─── Estratto

Per introdurre questo tema dobbiamo partire dalla figura di Marcel Mauss e dal suo Saggio sul dono.1 Mauss rintraccia la strategia del “dono” nelle società arcaiche. I tratti comuni sono:

1) si tratta di forme di scambio non legate a una logica di mercato o baratto. Il passaggio del bene non segue la logica dell’equivalenza del valore.

2) non c’è un accordo contrattuale, ma tradizioni che regolano gli scambi. Tutto si svolge nella libertà e seguendo lo schema del dare, ricevere e ricambiare.

3) il passaggio del bene è una pratica pubblica, segue un preciso cerimoniale e influenzerà i rapporti sociali tra le parti.

4) il dono è una prestazione di tipo agonistico: le parti gareggiano per dare e non ottenere di più. Questo per aumentare il proprio prestigio sociale.

Saggio sul dono si sofferma in particolare sul caso di kula delle isole Trobriand studiato da Malinowski. Quest’ultimo aveva compiuto lunghi soggiorni di studio tra il 1914 e il 1918, prima tra i Mailu e poi, per due anni, tra i Trobriandesi. Così, scriveva Malinowski, a proposito del principio di reciprocità alla base del dono: «Il diritto non è contenuto in uno speciale sistema di decreti (…), il diritto è il risultato specifico della configurazione di obblighi che rende impossibile all’indigeno di sottrarsi alla propria responsabilità senza subirne in futuro le conseguenze».2 Il principio di reciprocità sarà poi utilizzato da Mauss nella teoria del dono, ma in Malinowskii il principio è inteso come fondamento della bilateralità di tutte le relazioni sociali, resa obbligatoria dal desiderio di prestigio e dal rispetto e timore per l’opinione pubblica.

Nell’arcipelago lo scambio di oggetti preziosi (collane di conchiglie rosse e braccialetti di conchiglie bianche) è un’attività importante, frutto di lunghe navigazioni fra le isole. I gioielli circolano in continuazione e sono trattenuti dai loro temporanei possessori per breve tempo. Ogni gioiello ha una sua storia, porta in sé il ricordo delle persone importanti che l’hanno posseduto.

«Ciò che obbliga, nel regalo ricevuto e scambiato, è che la cosa ricevuta non è inerte. Anche se abbandonata dal donatore, è ancora qualcosa di lui. Per mezzo di essa, egli ha presa sul beneficiario»3.

Dunque il vincolo che si stabilisce attraverso le cose «è un legame di anime, perché la cosa stessa ha un’anima, appartiene all’anima. Da ciò deriva che regalare qualcosa a qualcuno equivale a regalare qualcosa di se stessi». Obbligo da ricambiare. È necessario, continua Mauss, «rendere altrui ciò che è in realtà una particella della sua natura e della sua sostanza; accettare, infatti, qualcosa da qualcuno equivale ad accettare qualcosa della sua anima, della sua essenza spirituale»4.

──────

#### [Compito assegnato A]
Trascrivi il passo dell'estratto sul dono compreso tra "Saggio sul dono si" e "per l’opinione pubblica.", estremi inclusi.

─── Righe estratte

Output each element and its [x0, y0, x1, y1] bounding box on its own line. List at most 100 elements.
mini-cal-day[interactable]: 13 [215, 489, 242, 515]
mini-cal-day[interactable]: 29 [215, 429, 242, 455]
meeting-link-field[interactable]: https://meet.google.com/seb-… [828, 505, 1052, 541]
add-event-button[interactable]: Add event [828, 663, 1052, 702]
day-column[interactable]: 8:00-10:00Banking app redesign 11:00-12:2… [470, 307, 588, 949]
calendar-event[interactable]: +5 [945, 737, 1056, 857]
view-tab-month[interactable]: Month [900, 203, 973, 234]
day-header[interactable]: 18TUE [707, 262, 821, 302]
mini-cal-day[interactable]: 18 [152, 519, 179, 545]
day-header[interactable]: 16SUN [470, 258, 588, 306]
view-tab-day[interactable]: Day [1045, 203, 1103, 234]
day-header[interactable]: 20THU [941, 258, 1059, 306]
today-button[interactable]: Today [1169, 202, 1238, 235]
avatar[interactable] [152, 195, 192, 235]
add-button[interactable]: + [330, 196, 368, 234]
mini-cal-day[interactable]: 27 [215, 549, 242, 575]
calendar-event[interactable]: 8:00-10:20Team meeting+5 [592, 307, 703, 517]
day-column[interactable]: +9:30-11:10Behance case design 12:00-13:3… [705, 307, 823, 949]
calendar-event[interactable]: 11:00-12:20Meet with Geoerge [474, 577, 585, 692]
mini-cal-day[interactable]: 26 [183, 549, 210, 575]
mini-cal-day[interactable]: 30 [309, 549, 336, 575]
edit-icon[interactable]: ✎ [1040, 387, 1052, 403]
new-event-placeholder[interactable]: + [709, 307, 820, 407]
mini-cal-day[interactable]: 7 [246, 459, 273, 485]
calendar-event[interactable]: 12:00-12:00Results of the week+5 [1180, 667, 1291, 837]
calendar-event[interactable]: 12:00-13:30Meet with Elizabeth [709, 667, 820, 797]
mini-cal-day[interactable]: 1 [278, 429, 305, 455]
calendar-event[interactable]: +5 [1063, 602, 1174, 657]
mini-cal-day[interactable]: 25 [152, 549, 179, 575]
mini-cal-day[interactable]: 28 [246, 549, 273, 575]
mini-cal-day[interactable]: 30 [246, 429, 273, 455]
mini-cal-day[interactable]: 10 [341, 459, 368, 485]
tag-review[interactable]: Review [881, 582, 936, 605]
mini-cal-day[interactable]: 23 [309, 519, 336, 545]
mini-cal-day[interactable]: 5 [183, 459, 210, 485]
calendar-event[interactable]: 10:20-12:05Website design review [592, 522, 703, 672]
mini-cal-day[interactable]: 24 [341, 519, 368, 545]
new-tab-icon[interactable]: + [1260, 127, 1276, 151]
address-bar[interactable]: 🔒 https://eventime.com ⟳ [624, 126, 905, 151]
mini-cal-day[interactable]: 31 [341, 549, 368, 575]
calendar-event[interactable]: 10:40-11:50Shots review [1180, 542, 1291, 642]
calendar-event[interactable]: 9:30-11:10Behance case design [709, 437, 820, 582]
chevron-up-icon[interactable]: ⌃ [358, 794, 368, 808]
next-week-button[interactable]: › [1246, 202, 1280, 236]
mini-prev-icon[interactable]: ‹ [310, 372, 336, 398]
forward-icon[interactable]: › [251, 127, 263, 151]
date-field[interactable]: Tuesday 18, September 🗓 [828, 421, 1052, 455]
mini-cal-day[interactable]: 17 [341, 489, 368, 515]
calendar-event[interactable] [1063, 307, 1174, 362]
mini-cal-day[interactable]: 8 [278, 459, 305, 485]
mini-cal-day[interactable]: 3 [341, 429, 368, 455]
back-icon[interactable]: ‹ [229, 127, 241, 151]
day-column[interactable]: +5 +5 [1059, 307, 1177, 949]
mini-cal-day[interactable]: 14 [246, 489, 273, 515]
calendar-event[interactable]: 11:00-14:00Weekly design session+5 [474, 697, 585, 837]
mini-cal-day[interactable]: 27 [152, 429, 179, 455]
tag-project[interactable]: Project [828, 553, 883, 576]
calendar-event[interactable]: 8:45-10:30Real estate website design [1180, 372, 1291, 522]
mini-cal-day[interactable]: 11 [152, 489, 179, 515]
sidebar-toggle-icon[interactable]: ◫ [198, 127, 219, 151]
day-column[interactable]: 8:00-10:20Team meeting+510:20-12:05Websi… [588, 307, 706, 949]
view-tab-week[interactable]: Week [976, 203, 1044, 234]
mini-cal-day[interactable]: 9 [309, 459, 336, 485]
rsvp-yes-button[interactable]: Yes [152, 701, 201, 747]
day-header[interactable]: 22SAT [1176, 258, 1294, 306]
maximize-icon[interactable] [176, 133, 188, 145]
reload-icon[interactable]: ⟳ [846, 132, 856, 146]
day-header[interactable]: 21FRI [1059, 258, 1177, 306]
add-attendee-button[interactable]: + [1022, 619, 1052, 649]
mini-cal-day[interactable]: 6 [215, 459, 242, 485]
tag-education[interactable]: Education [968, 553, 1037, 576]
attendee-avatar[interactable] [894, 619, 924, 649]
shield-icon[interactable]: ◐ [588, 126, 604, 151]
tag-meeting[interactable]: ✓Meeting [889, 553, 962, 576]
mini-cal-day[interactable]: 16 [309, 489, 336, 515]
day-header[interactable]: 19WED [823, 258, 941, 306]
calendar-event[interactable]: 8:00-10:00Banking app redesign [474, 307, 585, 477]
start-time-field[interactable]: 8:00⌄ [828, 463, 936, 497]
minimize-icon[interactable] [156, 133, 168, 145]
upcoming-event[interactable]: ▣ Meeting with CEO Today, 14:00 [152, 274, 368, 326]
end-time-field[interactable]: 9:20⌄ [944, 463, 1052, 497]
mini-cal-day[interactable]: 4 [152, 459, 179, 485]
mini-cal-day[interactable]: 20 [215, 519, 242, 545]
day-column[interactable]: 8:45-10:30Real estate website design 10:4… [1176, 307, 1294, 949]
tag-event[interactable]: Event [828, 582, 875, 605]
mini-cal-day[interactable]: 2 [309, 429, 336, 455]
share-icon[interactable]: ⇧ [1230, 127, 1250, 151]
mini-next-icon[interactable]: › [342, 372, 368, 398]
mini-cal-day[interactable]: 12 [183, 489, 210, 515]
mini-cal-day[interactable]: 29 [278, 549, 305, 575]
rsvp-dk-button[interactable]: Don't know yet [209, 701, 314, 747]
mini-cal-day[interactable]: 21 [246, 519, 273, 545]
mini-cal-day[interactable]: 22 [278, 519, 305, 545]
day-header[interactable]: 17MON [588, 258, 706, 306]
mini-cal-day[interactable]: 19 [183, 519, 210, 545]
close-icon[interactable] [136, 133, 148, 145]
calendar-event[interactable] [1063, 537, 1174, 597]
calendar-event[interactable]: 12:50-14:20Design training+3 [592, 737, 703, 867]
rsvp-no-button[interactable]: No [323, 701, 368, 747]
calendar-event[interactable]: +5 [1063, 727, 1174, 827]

──────

#### [Compito assegnato B]
Restituisci senza modifiche le righe del dataset, dalla prima fino a quella che contiene "add-event-button[interactable]: Add event", inclusa.

#### [Risposta completa A]
Saggio sul dono si sofferma in particolare sul caso di kula delle isole Trobriand studiato da Malinowski. Quest’ultimo aveva compiuto lunghi soggiorni di studio tra il 1914 e il 1918, prima tra i Mailu e poi, per due anni, tra i Trobriandesi. Così, scriveva Malinowski, a proposito del principio di reciprocità alla base del dono: «Il diritto non è contenuto in uno speciale sistema di decreti (…), il diritto è il risultato specifico della configurazione di obblighi che rende impossibile all’indigeno di sottrarsi alla propria responsabilità senza subirne in futuro le conseguenze».2 Il principio di reciprocità sarà poi utilizzato da Mauss nella teoria del dono, ma in Malinowskii il principio è inteso come fondamento della bilateralità di tutte le relazioni sociali, resa obbligatoria dal desiderio di prestigio e dal rispetto e timore per l’opinione pubblica.

#### [Risposta completa B]
Output each element and its [x0, y0, x1, y1] bounding box on its own line. List at most 100 elements.
mini-cal-day[interactable]: 13 [215, 489, 242, 515]
mini-cal-day[interactable]: 29 [215, 429, 242, 455]
meeting-link-field[interactable]: https://meet.google.com/seb-… [828, 505, 1052, 541]
add-event-button[interactable]: Add event [828, 663, 1052, 702]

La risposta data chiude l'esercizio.